EXERCISE DIRECTIONS:
Keep the pictures out and restate every record exactly.

INFORMATION PROVIDED:
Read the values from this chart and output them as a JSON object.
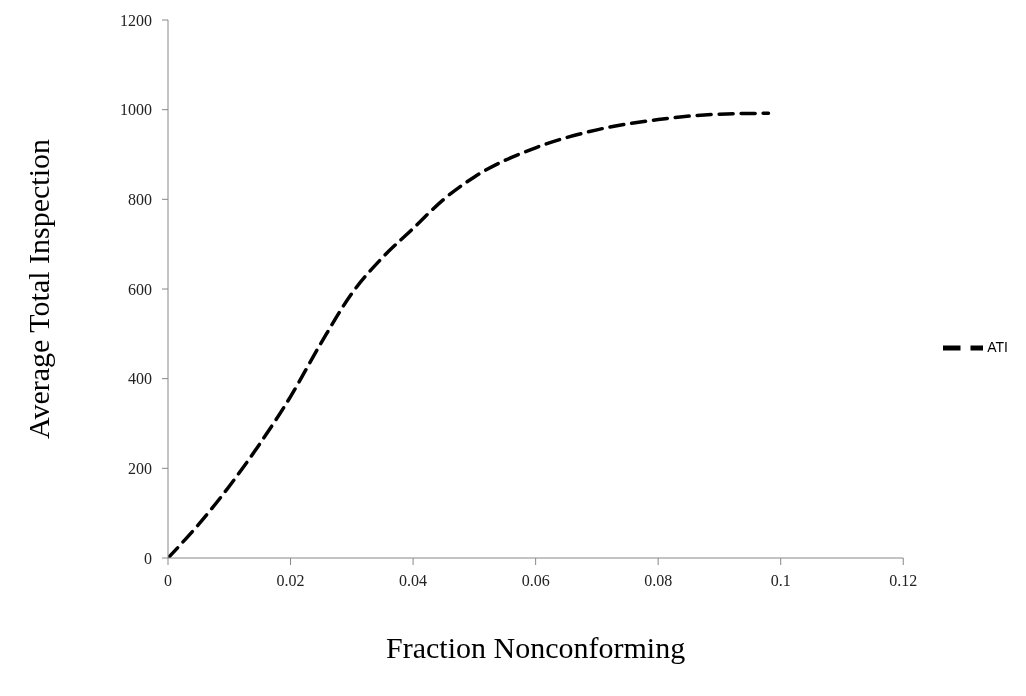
{
  "chart_data": {
    "type": "line",
    "xlabel": "Fraction Nonconforming",
    "ylabel": "Average  Total  Inspection",
    "xlim": [
      0,
      0.12
    ],
    "xticks": [
      0,
      0.02,
      0.04,
      0.06,
      0.08,
      0.1,
      0.12
    ],
    "ylim": [
      0,
      1200
    ],
    "yticks": [
      0,
      200,
      400,
      600,
      800,
      1000,
      1200
    ],
    "grid": false,
    "legend": "right",
    "marker": "none",
    "line_style": "dashed",
    "series": [
      {
        "name": "ATI",
        "color": "#000000",
        "x": [
          0,
          0.005,
          0.01,
          0.015,
          0.02,
          0.025,
          0.03,
          0.035,
          0.04,
          0.045,
          0.05,
          0.06,
          0.07,
          0.08,
          0.09,
          0.098
        ],
        "values": [
          0,
          75,
          160,
          255,
          360,
          480,
          590,
          670,
          735,
          800,
          850,
          915,
          955,
          978,
          990,
          992
        ]
      }
    ]
  }
}
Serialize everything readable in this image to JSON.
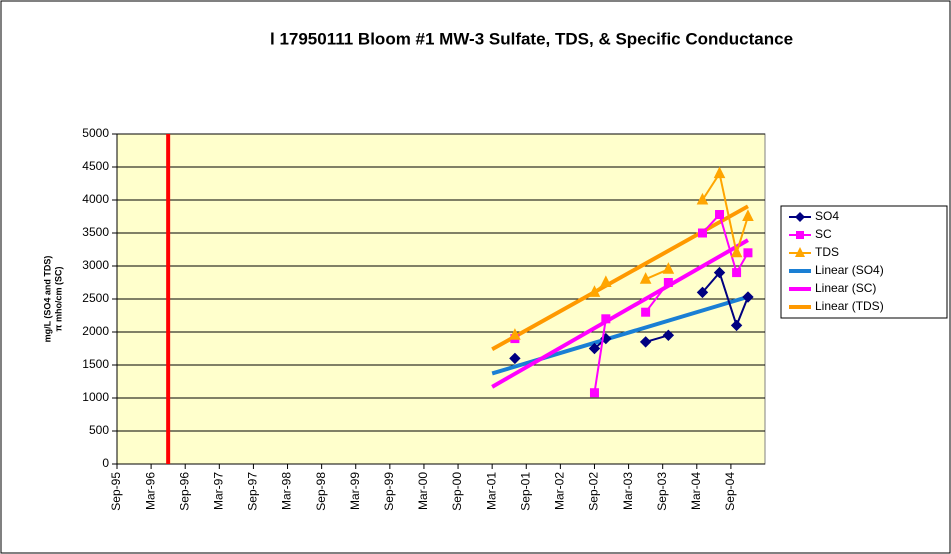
{
  "chart_data": {
    "type": "line",
    "title": "l  17950111  Bloom #1  MW-3  Sulfate, TDS, & Specific Conductance",
    "y_label": [
      "mg/L (SO4 and TDS)",
      "π mho/cm (SC)"
    ],
    "x": [
      "2001-07",
      "2002-03",
      "2002-09",
      "2002-11",
      "2003-02",
      "2003-06",
      "2003-10",
      "2004-01",
      "2004-04",
      "2004-07",
      "2004-10",
      "2004-12"
    ],
    "series": [
      {
        "name": "SO4",
        "color": "#000080",
        "marker": "diamond",
        "trend_name": "Linear (SO4)",
        "trend_color": "#1a7fd4",
        "values": [
          1600,
          null,
          1750,
          1900,
          null,
          1850,
          1950,
          null,
          2600,
          2900,
          2100,
          2530
        ]
      },
      {
        "name": "SC",
        "color": "#ff00ff",
        "marker": "square",
        "trend_name": "Linear (SC)",
        "trend_color": "#ff00ff",
        "values": [
          1900,
          null,
          1080,
          2200,
          null,
          2300,
          2750,
          null,
          3500,
          3780,
          2900,
          3200
        ]
      },
      {
        "name": "TDS",
        "color": "#ffa500",
        "marker": "triangle",
        "trend_name": "Linear (TDS)",
        "trend_color": "#ff9900",
        "values": [
          1950,
          null,
          2600,
          2750,
          null,
          2800,
          2950,
          null,
          4000,
          4400,
          3200,
          3750
        ]
      }
    ],
    "reference_line": {
      "x": "1996-06",
      "color": "#ff0000"
    },
    "xlim": [
      "1995-09",
      "2005-03"
    ],
    "xticks": [
      {
        "value": "1995-09",
        "label": "Sep-95"
      },
      {
        "value": "1996-03",
        "label": "Mar-96"
      },
      {
        "value": "1996-09",
        "label": "Sep-96"
      },
      {
        "value": "1997-03",
        "label": "Mar-97"
      },
      {
        "value": "1997-09",
        "label": "Sep-97"
      },
      {
        "value": "1998-03",
        "label": "Mar-98"
      },
      {
        "value": "1998-09",
        "label": "Sep-98"
      },
      {
        "value": "1999-03",
        "label": "Mar-99"
      },
      {
        "value": "1999-09",
        "label": "Sep-99"
      },
      {
        "value": "2000-03",
        "label": "Mar-00"
      },
      {
        "value": "2000-09",
        "label": "Sep-00"
      },
      {
        "value": "2001-03",
        "label": "Mar-01"
      },
      {
        "value": "2001-09",
        "label": "Sep-01"
      },
      {
        "value": "2002-03",
        "label": "Mar-02"
      },
      {
        "value": "2002-09",
        "label": "Sep-02"
      },
      {
        "value": "2003-03",
        "label": "Mar-03"
      },
      {
        "value": "2003-09",
        "label": "Sep-03"
      },
      {
        "value": "2004-03",
        "label": "Mar-04"
      },
      {
        "value": "2004-09",
        "label": "Sep-04"
      }
    ],
    "ylim": [
      0,
      5000
    ],
    "yticks": [
      0,
      500,
      1000,
      1500,
      2000,
      2500,
      3000,
      3500,
      4000,
      4500,
      5000
    ],
    "grid": true,
    "legend": "right"
  }
}
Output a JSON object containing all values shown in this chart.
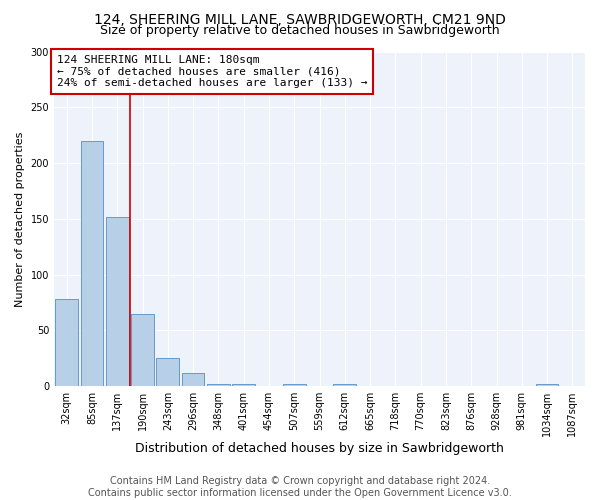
{
  "title": "124, SHEERING MILL LANE, SAWBRIDGEWORTH, CM21 9ND",
  "subtitle": "Size of property relative to detached houses in Sawbridgeworth",
  "xlabel": "Distribution of detached houses by size in Sawbridgeworth",
  "ylabel": "Number of detached properties",
  "footer_line1": "Contains HM Land Registry data © Crown copyright and database right 2024.",
  "footer_line2": "Contains public sector information licensed under the Open Government Licence v3.0.",
  "bin_labels": [
    "32sqm",
    "85sqm",
    "137sqm",
    "190sqm",
    "243sqm",
    "296sqm",
    "348sqm",
    "401sqm",
    "454sqm",
    "507sqm",
    "559sqm",
    "612sqm",
    "665sqm",
    "718sqm",
    "770sqm",
    "823sqm",
    "876sqm",
    "928sqm",
    "981sqm",
    "1034sqm",
    "1087sqm"
  ],
  "bar_heights": [
    78,
    220,
    152,
    65,
    25,
    12,
    2,
    2,
    0,
    2,
    0,
    2,
    0,
    0,
    0,
    0,
    0,
    0,
    0,
    2,
    0
  ],
  "bar_color": "#b8cfe8",
  "bar_edge_color": "#6699cc",
  "vline_x_index": 2.5,
  "vline_color": "#cc0000",
  "annotation_text": "124 SHEERING MILL LANE: 180sqm\n← 75% of detached houses are smaller (416)\n24% of semi-detached houses are larger (133) →",
  "annotation_box_color": "white",
  "annotation_box_edge_color": "#cc0000",
  "ylim": [
    0,
    300
  ],
  "yticks": [
    0,
    50,
    100,
    150,
    200,
    250,
    300
  ],
  "background_color": "#eef2fa",
  "title_fontsize": 10,
  "subtitle_fontsize": 9,
  "annotation_fontsize": 8,
  "xlabel_fontsize": 9,
  "ylabel_fontsize": 8,
  "footer_fontsize": 7,
  "tick_fontsize": 7
}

FULL ANSWER:
Read the values from this chart and output them as a JSON object.
{
  "chart_data": {
    "type": "line",
    "xlabel": "Fraction Nonconforming",
    "ylabel": "Average  Total  Inspection",
    "xlim": [
      0,
      0.12
    ],
    "xticks": [
      0,
      0.02,
      0.04,
      0.06,
      0.08,
      0.1,
      0.12
    ],
    "ylim": [
      0,
      1200
    ],
    "yticks": [
      0,
      200,
      400,
      600,
      800,
      1000,
      1200
    ],
    "grid": false,
    "legend": "right",
    "marker": "none",
    "line_style": "dashed",
    "series": [
      {
        "name": "ATI",
        "color": "#000000",
        "x": [
          0,
          0.005,
          0.01,
          0.015,
          0.02,
          0.025,
          0.03,
          0.035,
          0.04,
          0.045,
          0.05,
          0.06,
          0.07,
          0.08,
          0.09,
          0.098
        ],
        "values": [
          0,
          75,
          160,
          255,
          360,
          480,
          590,
          670,
          735,
          800,
          850,
          915,
          955,
          978,
          990,
          992
        ]
      }
    ]
  }
}
Serialize everything readable in this image to JSON.
{
  "chart_data": {
    "type": "line",
    "title": "l  17950111  Bloom #1  MW-3  Sulfate, TDS, & Specific Conductance",
    "y_label": [
      "mg/L (SO4 and TDS)",
      "π mho/cm (SC)"
    ],
    "x": [
      "2001-07",
      "2002-03",
      "2002-09",
      "2002-11",
      "2003-02",
      "2003-06",
      "2003-10",
      "2004-01",
      "2004-04",
      "2004-07",
      "2004-10",
      "2004-12"
    ],
    "series": [
      {
        "name": "SO4",
        "color": "#000080",
        "marker": "diamond",
        "trend_name": "Linear (SO4)",
        "trend_color": "#1a7fd4",
        "values": [
          1600,
          null,
          1750,
          1900,
          null,
          1850,
          1950,
          null,
          2600,
          2900,
          2100,
          2530
        ]
      },
      {
        "name": "SC",
        "color": "#ff00ff",
        "marker": "square",
        "trend_name": "Linear (SC)",
        "trend_color": "#ff00ff",
        "values": [
          1900,
          null,
          1080,
          2200,
          null,
          2300,
          2750,
          null,
          3500,
          3780,
          2900,
          3200
        ]
      },
      {
        "name": "TDS",
        "color": "#ffa500",
        "marker": "triangle",
        "trend_name": "Linear (TDS)",
        "trend_color": "#ff9900",
        "values": [
          1950,
          null,
          2600,
          2750,
          null,
          2800,
          2950,
          null,
          4000,
          4400,
          3200,
          3750
        ]
      }
    ],
    "reference_line": {
      "x": "1996-06",
      "color": "#ff0000"
    },
    "xlim": [
      "1995-09",
      "2005-03"
    ],
    "xticks": [
      {
        "value": "1995-09",
        "label": "Sep-95"
      },
      {
        "value": "1996-03",
        "label": "Mar-96"
      },
      {
        "value": "1996-09",
        "label": "Sep-96"
      },
      {
        "value": "1997-03",
        "label": "Mar-97"
      },
      {
        "value": "1997-09",
        "label": "Sep-97"
      },
      {
        "value": "1998-03",
        "label": "Mar-98"
      },
      {
        "value": "1998-09",
        "label": "Sep-98"
      },
      {
        "value": "1999-03",
        "label": "Mar-99"
      },
      {
        "value": "1999-09",
        "label": "Sep-99"
      },
      {
        "value": "2000-03",
        "label": "Mar-00"
      },
      {
        "value": "2000-09",
        "label": "Sep-00"
      },
      {
        "value": "2001-03",
        "label": "Mar-01"
      },
      {
        "value": "2001-09",
        "label": "Sep-01"
      },
      {
        "value": "2002-03",
        "label": "Mar-02"
      },
      {
        "value": "2002-09",
        "label": "Sep-02"
      },
      {
        "value": "2003-03",
        "label": "Mar-03"
      },
      {
        "value": "2003-09",
        "label": "Sep-03"
      },
      {
        "value": "2004-03",
        "label": "Mar-04"
      },
      {
        "value": "2004-09",
        "label": "Sep-04"
      }
    ],
    "ylim": [
      0,
      5000
    ],
    "yticks": [
      0,
      500,
      1000,
      1500,
      2000,
      2500,
      3000,
      3500,
      4000,
      4500,
      5000
    ],
    "grid": true,
    "legend": "right"
  }
}
Output a JSON object containing all values shown in this chart.
{
  "title": "124, SHEERING MILL LANE, SAWBRIDGEWORTH, CM21 9ND",
  "subtitle": "Size of property relative to detached houses in Sawbridgeworth",
  "xlabel": "Distribution of detached houses by size in Sawbridgeworth",
  "ylabel": "Number of detached properties",
  "footer_line1": "Contains HM Land Registry data © Crown copyright and database right 2024.",
  "footer_line2": "Contains public sector information licensed under the Open Government Licence v3.0.",
  "bin_labels": [
    "32sqm",
    "85sqm",
    "137sqm",
    "190sqm",
    "243sqm",
    "296sqm",
    "348sqm",
    "401sqm",
    "454sqm",
    "507sqm",
    "559sqm",
    "612sqm",
    "665sqm",
    "718sqm",
    "770sqm",
    "823sqm",
    "876sqm",
    "928sqm",
    "981sqm",
    "1034sqm",
    "1087sqm"
  ],
  "bar_heights": [
    78,
    220,
    152,
    65,
    25,
    12,
    2,
    2,
    0,
    2,
    0,
    2,
    0,
    0,
    0,
    0,
    0,
    0,
    0,
    2,
    0
  ],
  "bar_color": "#b8cfe8",
  "bar_edge_color": "#6699cc",
  "vline_x_index": 2.5,
  "vline_color": "#cc0000",
  "annotation_text": "124 SHEERING MILL LANE: 180sqm\n← 75% of detached houses are smaller (416)\n24% of semi-detached houses are larger (133) →",
  "annotation_box_color": "white",
  "annotation_box_edge_color": "#cc0000",
  "ylim": [
    0,
    300
  ],
  "yticks": [
    0,
    50,
    100,
    150,
    200,
    250,
    300
  ],
  "background_color": "#eef2fa",
  "title_fontsize": 10,
  "subtitle_fontsize": 9,
  "annotation_fontsize": 8,
  "xlabel_fontsize": 9,
  "ylabel_fontsize": 8,
  "footer_fontsize": 7,
  "tick_fontsize": 7
}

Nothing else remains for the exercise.